Your goal.
Every line with the word "title" in it should be extracted from the data that follows.

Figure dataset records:
=-=-=

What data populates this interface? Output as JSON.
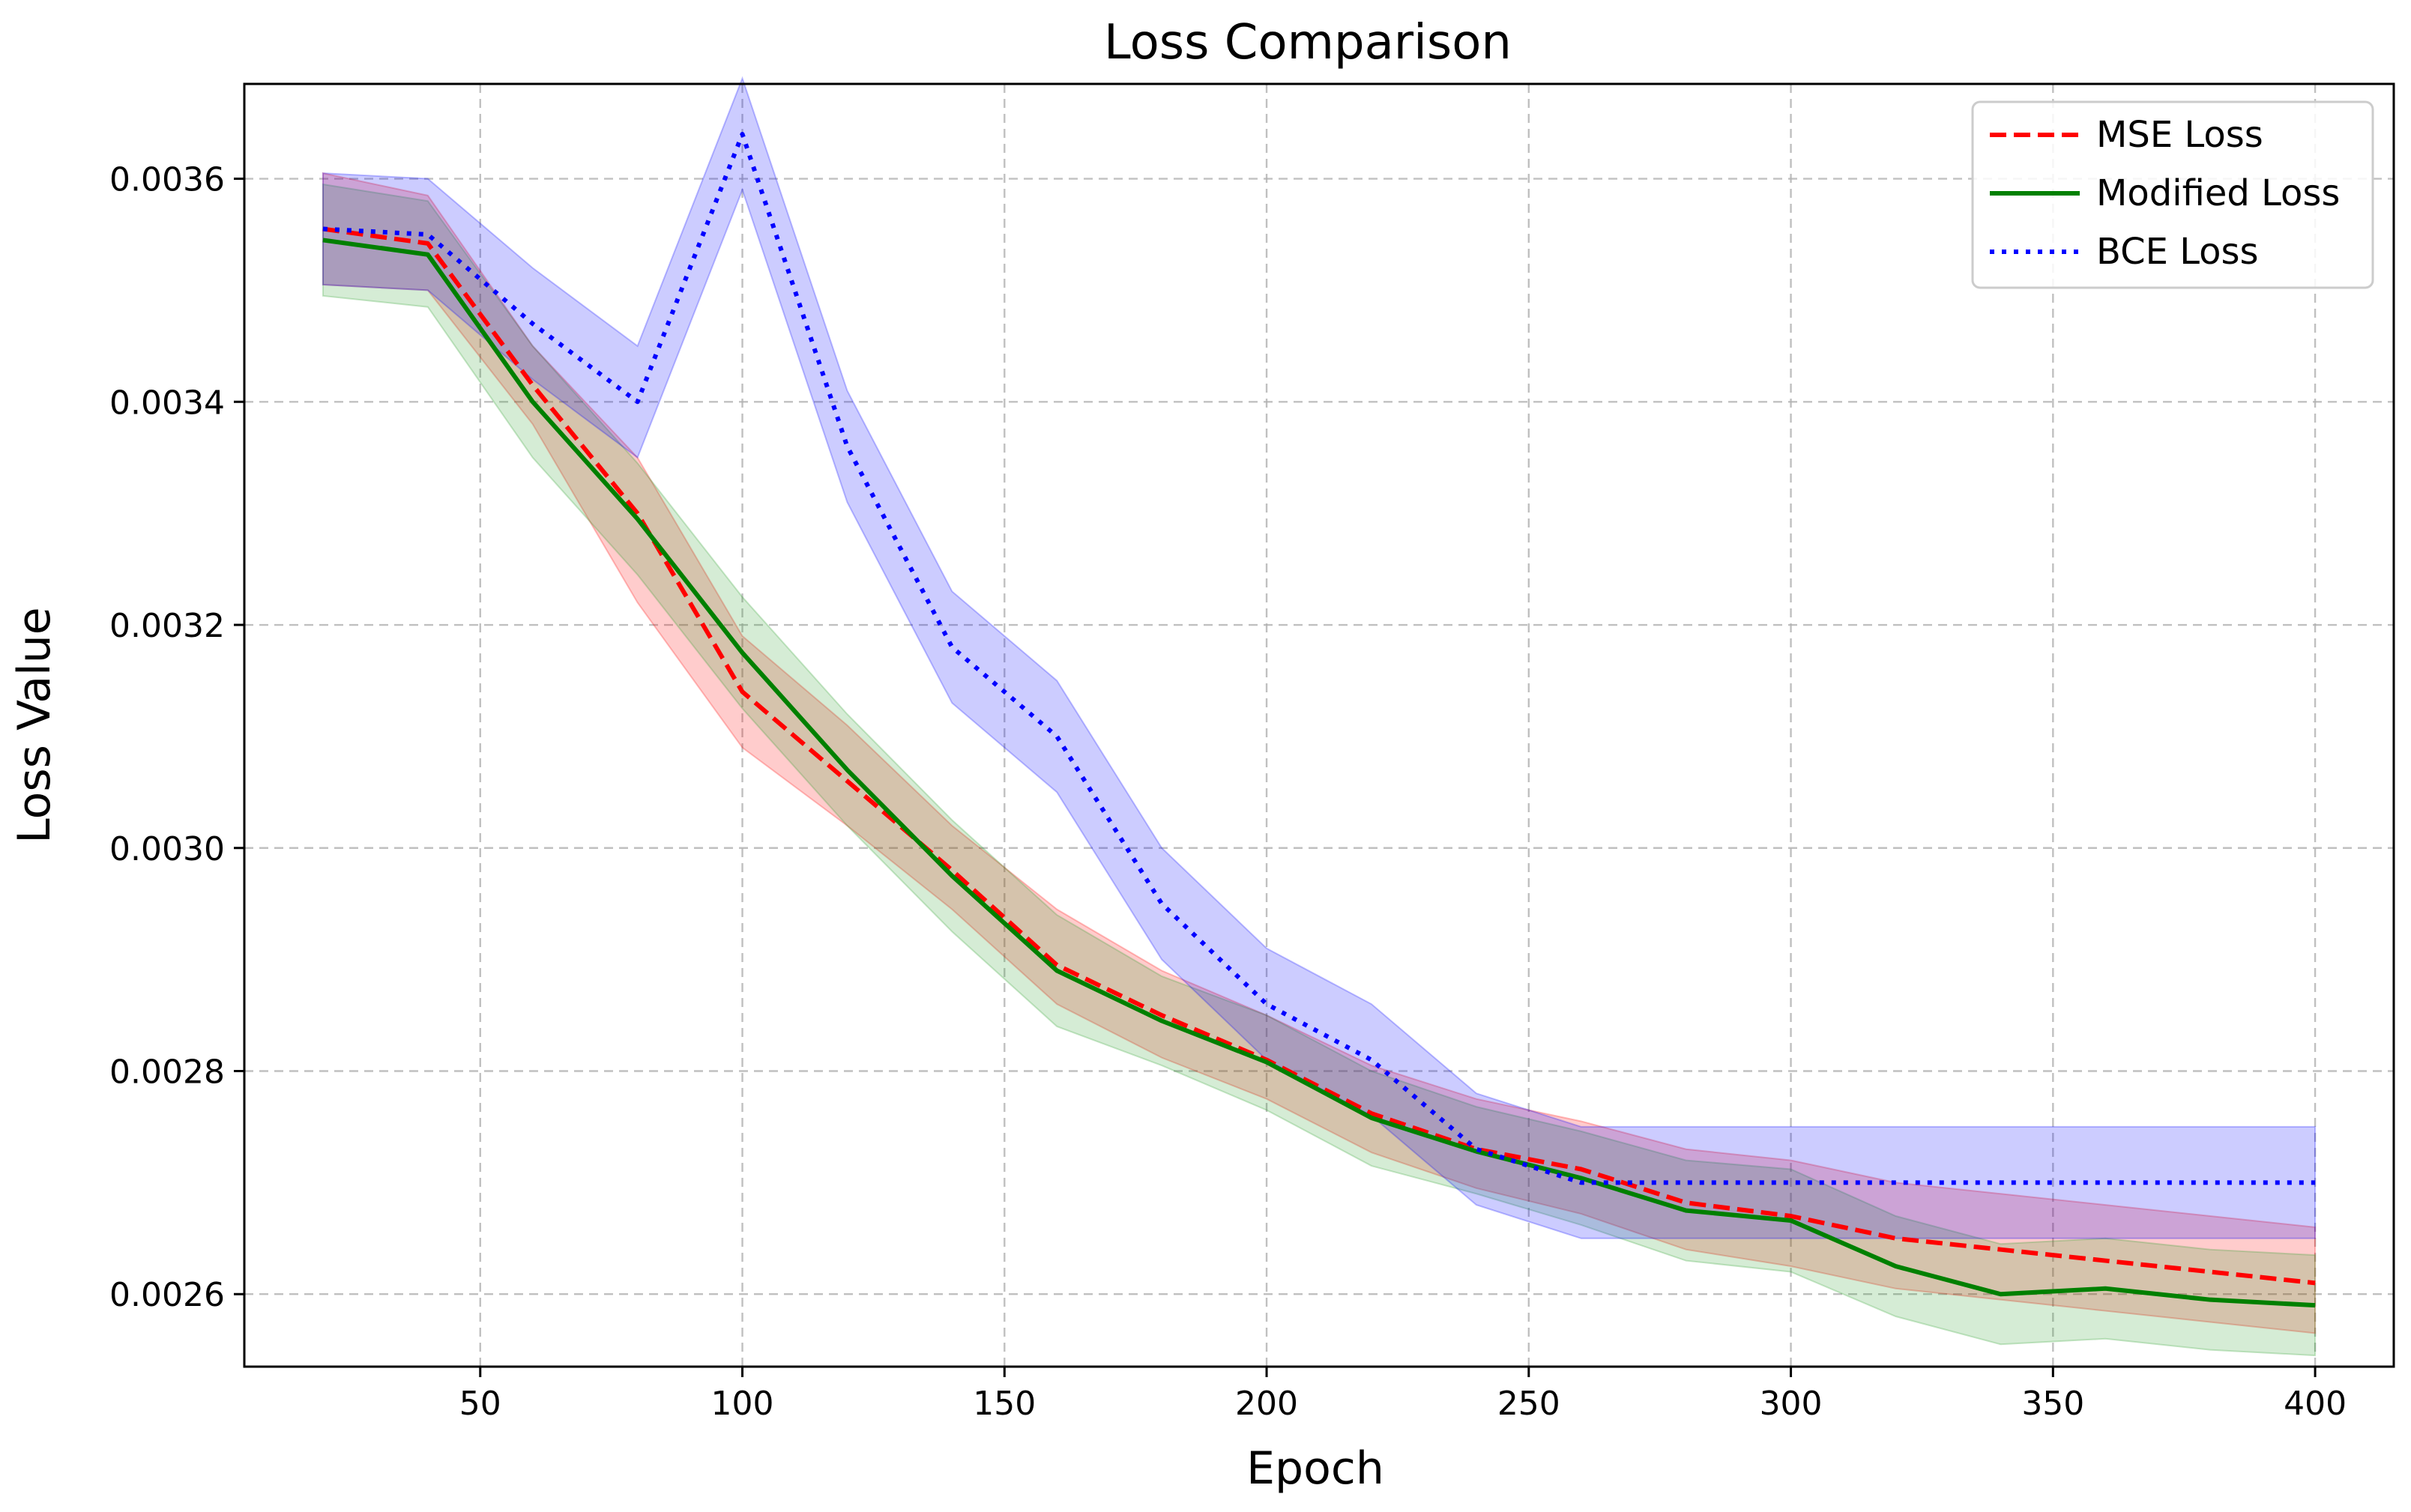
{
  "chart_data": {
    "type": "line",
    "title": "Loss Comparison",
    "xlabel": "Epoch",
    "ylabel": "Loss Value",
    "xlim": [
      5,
      415
    ],
    "ylim": [
      0.002535,
      0.003685
    ],
    "xticks": [
      50,
      100,
      150,
      200,
      250,
      300,
      350,
      400
    ],
    "yticks": [
      0.0026,
      0.0028,
      0.003,
      0.0032,
      0.0034,
      0.0036
    ],
    "ytick_labels": [
      "0.0026",
      "0.0028",
      "0.0030",
      "0.0032",
      "0.0034",
      "0.0036"
    ],
    "grid": true,
    "legend_position": "top-right",
    "x": [
      20,
      40,
      60,
      80,
      100,
      120,
      140,
      160,
      180,
      200,
      220,
      240,
      260,
      280,
      300,
      320,
      340,
      360,
      380,
      400
    ],
    "series": [
      {
        "name": "MSE Loss",
        "style": "dashed",
        "color": "#ff0000",
        "fill_color": "#ff0000",
        "values": [
          0.003555,
          0.003542,
          0.003415,
          0.0033,
          0.00314,
          0.00306,
          0.00298,
          0.002895,
          0.00285,
          0.00281,
          0.002762,
          0.00273,
          0.002712,
          0.002682,
          0.00267,
          0.00265,
          0.00264,
          0.00263,
          0.00262,
          0.00261
        ],
        "lower": [
          0.003505,
          0.0035,
          0.00338,
          0.00322,
          0.00309,
          0.00302,
          0.002945,
          0.00286,
          0.002812,
          0.002775,
          0.002727,
          0.002695,
          0.002672,
          0.00264,
          0.002625,
          0.002605,
          0.002595,
          0.002585,
          0.002575,
          0.002565
        ],
        "upper": [
          0.003605,
          0.003585,
          0.00345,
          0.00335,
          0.00319,
          0.00311,
          0.00302,
          0.002945,
          0.00289,
          0.00285,
          0.002805,
          0.002775,
          0.002755,
          0.00273,
          0.00272,
          0.0027,
          0.00269,
          0.00268,
          0.00267,
          0.00266
        ]
      },
      {
        "name": "Modified Loss",
        "style": "solid",
        "color": "#008000",
        "fill_color": "#2ca02c",
        "values": [
          0.003545,
          0.003532,
          0.0034,
          0.003295,
          0.003175,
          0.00307,
          0.002975,
          0.00289,
          0.002845,
          0.002808,
          0.002758,
          0.002728,
          0.002704,
          0.002675,
          0.002666,
          0.002625,
          0.0026,
          0.002605,
          0.002595,
          0.00259
        ],
        "lower": [
          0.003495,
          0.003485,
          0.00335,
          0.003245,
          0.003125,
          0.00302,
          0.002925,
          0.00284,
          0.002805,
          0.002765,
          0.002715,
          0.00269,
          0.002662,
          0.00263,
          0.00262,
          0.00258,
          0.002555,
          0.00256,
          0.00255,
          0.002545
        ],
        "upper": [
          0.003595,
          0.00358,
          0.00345,
          0.003345,
          0.003225,
          0.00312,
          0.003025,
          0.00294,
          0.002885,
          0.00285,
          0.0028,
          0.002768,
          0.002746,
          0.00272,
          0.002712,
          0.00267,
          0.002645,
          0.00265,
          0.00264,
          0.002635
        ]
      },
      {
        "name": "BCE Loss",
        "style": "dotted",
        "color": "#0000ff",
        "fill_color": "#0000ff",
        "values": [
          0.003555,
          0.00355,
          0.00347,
          0.0034,
          0.00364,
          0.00336,
          0.00318,
          0.0031,
          0.00295,
          0.00286,
          0.00281,
          0.00273,
          0.0027,
          0.0027,
          0.0027,
          0.0027,
          0.0027,
          0.0027,
          0.0027,
          0.0027
        ],
        "lower": [
          0.003505,
          0.0035,
          0.00342,
          0.00335,
          0.00359,
          0.00331,
          0.00313,
          0.00305,
          0.0029,
          0.00281,
          0.00276,
          0.00268,
          0.00265,
          0.00265,
          0.00265,
          0.00265,
          0.00265,
          0.00265,
          0.00265,
          0.00265
        ],
        "upper": [
          0.003605,
          0.0036,
          0.00352,
          0.00345,
          0.00369,
          0.00341,
          0.00323,
          0.00315,
          0.003,
          0.00291,
          0.00286,
          0.00278,
          0.00275,
          0.00275,
          0.00275,
          0.00275,
          0.00275,
          0.00275,
          0.00275,
          0.00275
        ]
      }
    ]
  }
}
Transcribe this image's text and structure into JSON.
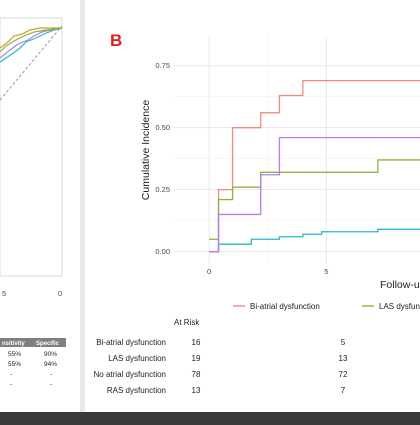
{
  "panel_label": "B",
  "left_panel": {
    "tick_partial": "0",
    "tick_partial_left": "5",
    "table_headers": [
      "nsitivity",
      "Specific"
    ],
    "table_rows": [
      [
        "55%",
        "90%"
      ],
      [
        "55%",
        "94%"
      ],
      [
        "-",
        "-"
      ],
      [
        "-",
        "-"
      ]
    ]
  },
  "chart_data": {
    "type": "line",
    "step": true,
    "title": "",
    "xlabel": "Follow-u",
    "ylabel": "Cumulative Incidence",
    "xlim": [
      -1.5,
      9.0
    ],
    "ylim": [
      -0.05,
      0.87
    ],
    "x_ticks": [
      0,
      5
    ],
    "y_ticks": [
      0.0,
      0.25,
      0.5,
      0.75
    ],
    "y_tick_labels": [
      "0.00",
      "0.25",
      "0.50",
      "0.75"
    ],
    "grid": true,
    "legend_position": "bottom",
    "series": [
      {
        "name": "Bi-atrial dysfunction",
        "color": "#f08a80",
        "points": [
          [
            0,
            0
          ],
          [
            0.4,
            0.25
          ],
          [
            1.0,
            0.5
          ],
          [
            2.2,
            0.56
          ],
          [
            3.0,
            0.63
          ],
          [
            4.0,
            0.69
          ],
          [
            9.0,
            0.69
          ]
        ]
      },
      {
        "name": "LAS dysfunction",
        "color": "#8fb43a",
        "points": [
          [
            0,
            0.05
          ],
          [
            0.4,
            0.21
          ],
          [
            1.0,
            0.26
          ],
          [
            2.2,
            0.32
          ],
          [
            7.2,
            0.37
          ],
          [
            9.0,
            0.37
          ]
        ]
      },
      {
        "name": "No atrial dysfunction",
        "color": "#2ab7cc",
        "points": [
          [
            0,
            0
          ],
          [
            0.4,
            0.03
          ],
          [
            1.8,
            0.05
          ],
          [
            3.0,
            0.06
          ],
          [
            4.0,
            0.07
          ],
          [
            4.8,
            0.08
          ],
          [
            7.2,
            0.09
          ],
          [
            9.0,
            0.09
          ]
        ]
      },
      {
        "name": "RAS dysfunction",
        "color": "#b77ee8",
        "points": [
          [
            0,
            0
          ],
          [
            0.4,
            0.15
          ],
          [
            2.2,
            0.31
          ],
          [
            3.0,
            0.46
          ],
          [
            9.0,
            0.46
          ]
        ]
      }
    ]
  },
  "legend": {
    "items": [
      "Bi-atrial dysfunction",
      "LAS dysfunction"
    ]
  },
  "risk_table": {
    "title": "At Risk",
    "rows": [
      {
        "label": "Bi-atrial dysfunction",
        "values": [
          "16",
          "5"
        ]
      },
      {
        "label": "LAS dysfunction",
        "values": [
          "19",
          "13"
        ]
      },
      {
        "label": "No atrial dysfunction",
        "values": [
          "78",
          "72"
        ]
      },
      {
        "label": "RAS dysfunction",
        "values": [
          "13",
          "7"
        ]
      }
    ]
  }
}
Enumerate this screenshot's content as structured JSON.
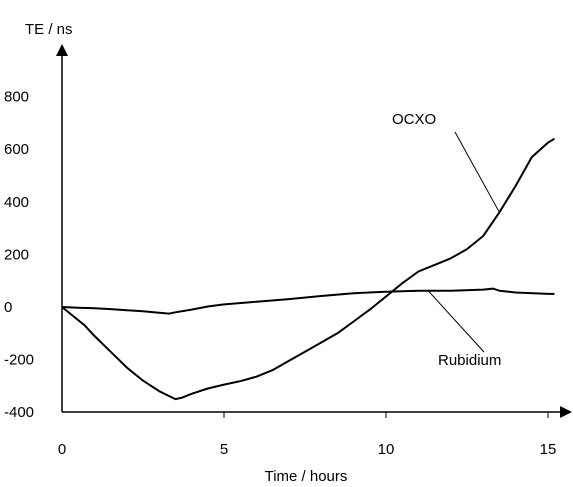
{
  "chart_data": {
    "type": "line",
    "title": "",
    "xlabel": "Time / hours",
    "ylabel": "TE / ns",
    "xlim": [
      0,
      15.6
    ],
    "ylim": [
      -400,
      1000
    ],
    "x_ticks": [
      {
        "value": 0,
        "label": "0"
      },
      {
        "value": 5,
        "label": "5"
      },
      {
        "value": 10,
        "label": "10"
      },
      {
        "value": 15,
        "label": "15"
      }
    ],
    "y_ticks": [
      {
        "value": -400,
        "label": "-400"
      },
      {
        "value": -200,
        "label": "-200"
      },
      {
        "value": 0,
        "label": "0"
      },
      {
        "value": 200,
        "label": "200"
      },
      {
        "value": 400,
        "label": "400"
      },
      {
        "value": 600,
        "label": "600"
      },
      {
        "value": 800,
        "label": "800"
      }
    ],
    "grid": false,
    "legend": "none",
    "series": [
      {
        "name": "OCXO",
        "color": "#000000",
        "points": [
          [
            0,
            0
          ],
          [
            0.3,
            -30
          ],
          [
            0.7,
            -70
          ],
          [
            1.0,
            -110
          ],
          [
            1.5,
            -170
          ],
          [
            2.0,
            -230
          ],
          [
            2.5,
            -280
          ],
          [
            3.0,
            -320
          ],
          [
            3.5,
            -350
          ],
          [
            3.7,
            -345
          ],
          [
            4.0,
            -330
          ],
          [
            4.5,
            -310
          ],
          [
            5.0,
            -295
          ],
          [
            5.5,
            -282
          ],
          [
            6.0,
            -265
          ],
          [
            6.5,
            -240
          ],
          [
            7.0,
            -205
          ],
          [
            7.5,
            -170
          ],
          [
            8.0,
            -135
          ],
          [
            8.5,
            -100
          ],
          [
            9.0,
            -55
          ],
          [
            9.5,
            -10
          ],
          [
            10.0,
            40
          ],
          [
            10.5,
            90
          ],
          [
            11.0,
            135
          ],
          [
            11.5,
            160
          ],
          [
            12.0,
            185
          ],
          [
            12.5,
            220
          ],
          [
            13.0,
            270
          ],
          [
            13.5,
            360
          ],
          [
            14.0,
            460
          ],
          [
            14.5,
            570
          ],
          [
            15.0,
            625
          ],
          [
            15.2,
            640
          ]
        ]
      },
      {
        "name": "Rubidium",
        "color": "#000000",
        "points": [
          [
            0,
            0
          ],
          [
            0.5,
            -3
          ],
          [
            1.0,
            -5
          ],
          [
            1.5,
            -8
          ],
          [
            2.0,
            -12
          ],
          [
            2.5,
            -16
          ],
          [
            3.0,
            -22
          ],
          [
            3.3,
            -25
          ],
          [
            3.5,
            -20
          ],
          [
            4.0,
            -10
          ],
          [
            4.5,
            2
          ],
          [
            5.0,
            10
          ],
          [
            6.0,
            20
          ],
          [
            7.0,
            30
          ],
          [
            8.0,
            42
          ],
          [
            9.0,
            52
          ],
          [
            10.0,
            58
          ],
          [
            11.0,
            62
          ],
          [
            12.0,
            62
          ],
          [
            13.0,
            66
          ],
          [
            13.3,
            70
          ],
          [
            13.5,
            62
          ],
          [
            14.0,
            55
          ],
          [
            15.0,
            50
          ],
          [
            15.2,
            50
          ]
        ]
      }
    ],
    "annotations": [
      {
        "text": "OCXO",
        "series": "OCXO",
        "at_x": 13.5
      },
      {
        "text": "Rubidium",
        "series": "Rubidium",
        "at_x": 11.3
      }
    ]
  }
}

=-=-=

Solution below.
    "title": "Loss Comparison",
    "title": "",
    "title": "At Risk",
    "title": "",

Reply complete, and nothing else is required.